EXCERPT TO READ:
########

Good cause is also lacking to reopen the case management deadline to add new parties by identifying the Doe Defendants. The identities of five Doe Defendants at issue (Leticia Anzalone, Wendy Uhl, Eddie Perez, Winter Prescott, and Andres Rodriguez) became clear from discovery dating back to at least April 4, 2022. See Docket No. 81-1 at 17-18. Nonetheless, Plaintiffs waited almost nine months to file a motion for leave to amend to name these Doe Defendants. See Docket No. 78. Such a lengthy delay is indicative of a lack of diligence. See, e.g., Sako v. Wells Fargo Bank, Nat. Ass'n, No. 14-cv-01034-GPC (JMA), 2015 WL 5022326, at *2 (S.D. Cal. Aug. 24, 2015) (finding lack of diligence in filing motion to amend less than two months after discovering new facts at deposition). Nonetheless, Plaintiffs contend that they were diligent in seeking to name these defendants because they were hoping the case would be resolved at a settlement conference and because they needed to strategize on the claims to bring. See, e.g., Docket No. 80 at 6-7. The undersigned is not persuaded. First, it is established law that engaging in settlement discussions or alternative dispute resolution does not create a post hoc justification for a lack of diligence. Cf. Williams, 2022 WL 4181415, at *5-6 (collecting cases). No meaningful showing has been made here that a hope of settlement excuses a nine-month delay in taking action to name these defendants in the pleadings. Second, no meaningful explanation has been provided as to why months of strategizing were required to name Doe Defendants who were already referenced in the operative pleadings and whom Plaintiffs seek to add to preexisting claims. See, e.g., Docket No. 80 at 15. In short, the undersigned is not persuaded that Plaintiffs met their burden in establishing diligence to amend the pleadings to identify these Doe Defendants. See, e.g., Kalinkin v. Robinson, No. 09-cv-1058-BR, 2010 WL 5158386, at *4-5 (D. Or. Dec. 14, 2010) (denying leave to amend to identify Doe Defendant filed a year after the lawsuit was initiated and after the deadline to amend had expired).
The Court permitted a respite from discovery pending the settlement conference based on, inter alia, the indications that discovery had been diligently pursued, the implication that delaying expert retention would foster the prospects of discovery, and representations that settlement was likely. See Docket No. 71 at 2; Docket No. 73 at 3-4; see also Williams, 2022 WL 4181415, at *6 n.8. The parties did not request, and the Court did not grant, relief from promptly seeking leave to amend or add parties. Indeed, it makes little sense that, inter alia, a plaintiff would proceed to a settlement conference in the hope of fully resolving a case with full knowledge that some defendants were not named in the pleadings and would not appear at the settlement conference. Cf. Docket No. 74 at 2 (requiring all parties to appear at the settlement conference).
In reply, Plaintiffs attempt to fill in the gaps by pointing to various discovery disputes. See Docket No. 82 at 4-5. Regardless of those assertions, however, it remains clear that the identities of these defendants were known months earlier and diligence is lacking.

########

INFORMATION SUPPLIED:
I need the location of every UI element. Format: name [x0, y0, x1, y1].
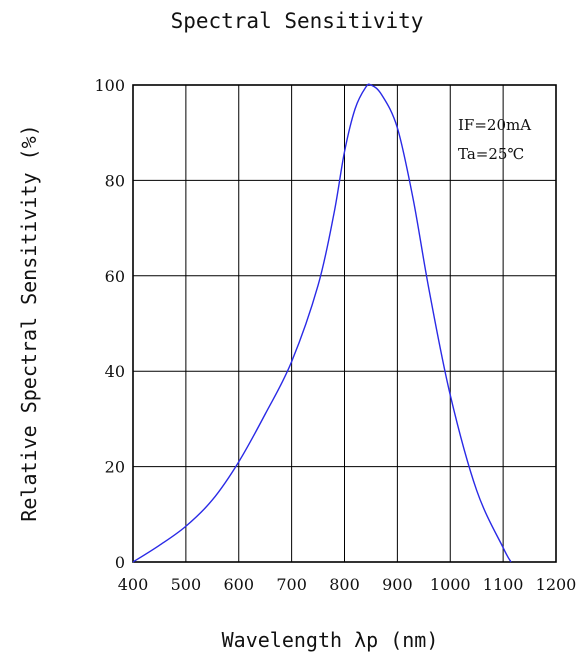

########

PROBLEM SET:
1. From the court ruling on naming the Doe Defendants, set down word for word everything from "The Court permitted" down to "the settlement conference).".
2. Recast the paragraph of the court ruling on naming the Doe Defendants that begins "The Court permitted a respite from discovery" as a short bulleted list that keeps its main facts.
3. Write what comes next in the court ruling on naming the Doe Defendants, picking up after its final sentence.

SOLVED PROBLEMS:
1.
The Court permitted a respite from discovery pending the settlement conference based on, inter alia, the indications that discovery had been diligently pursued, the implication that delaying expert retention would foster the prospects of discovery, and representations that settlement was likely. See Docket No. 71 at 2; Docket No. 73 at 3-4; see also Williams, 2022 WL 4181415, at *6 n.8. The parties did not request, and the Court did not grant, relief from promptly seeking leave to amend or add parties. Indeed, it makes little sense that, inter alia, a plaintiff would proceed to a settlement conference in the hope of fully resolving a case with full knowledge that some defendants were not named in the pleadings and would not appear at the settlement conference. Cf. Docket No. 74 at 2 (requiring all parties to appear at the settlement conference).

2.
- The Court allowed a pause in discovery pending the settlement conference. It relied in part on indications that discovery had been diligently pursued, the implication that delaying expert retention would foster the prospects of discovery, and representations that settlement was likely (Docket No. 71 at 2; Docket No. 73 at 3-4; Williams, 2022 WL 4181415, at *6 n.8).
- The parties did not ask for, and the Court did not grant, relief from promptly seeking leave to amend or add parties.
- It makes little sense for a plaintiff to go to a settlement conference hoping to fully resolve a case while knowing that some defendants were unnamed in the pleadings and would not appear. All parties were required to appear at that conference (Docket No. 74 at 2).

3.
Good cause is also lacking with respect to Plaintiffs' request to now include Jay McCullough as a defendant. Plaintiffs previously named Defendant Jerald Hedrick in this action. See Docket No. 36. On July 18, 2022, Plaintiffs stipulated to dismiss Hedrick with prejudice as incorrectly named. Docket No. 69. “Specifically, by way of deposition testimony, the Parties have confirmed that Hedrick was mistaken for another Aria employee.” Id. at 2. Already by that date, deposition testimony had pointed to Jay McCullough as the security officer “Jay” who escorted Mr. Henderson to his room. See Docket No. 81 at 21 (deposition testimony from June 6, 2022). The stipulation to dismiss Hedrick did not seek to correctly identify McCullough and, instead, Plaintiffs waited nearly seven months to seek to add Jay McCullough to the case. As with the other proposed new defendants, the vague reference to a need to strategize as to adding him to the case falls well short of showing diligence. See Docket No. 80 at 6-7.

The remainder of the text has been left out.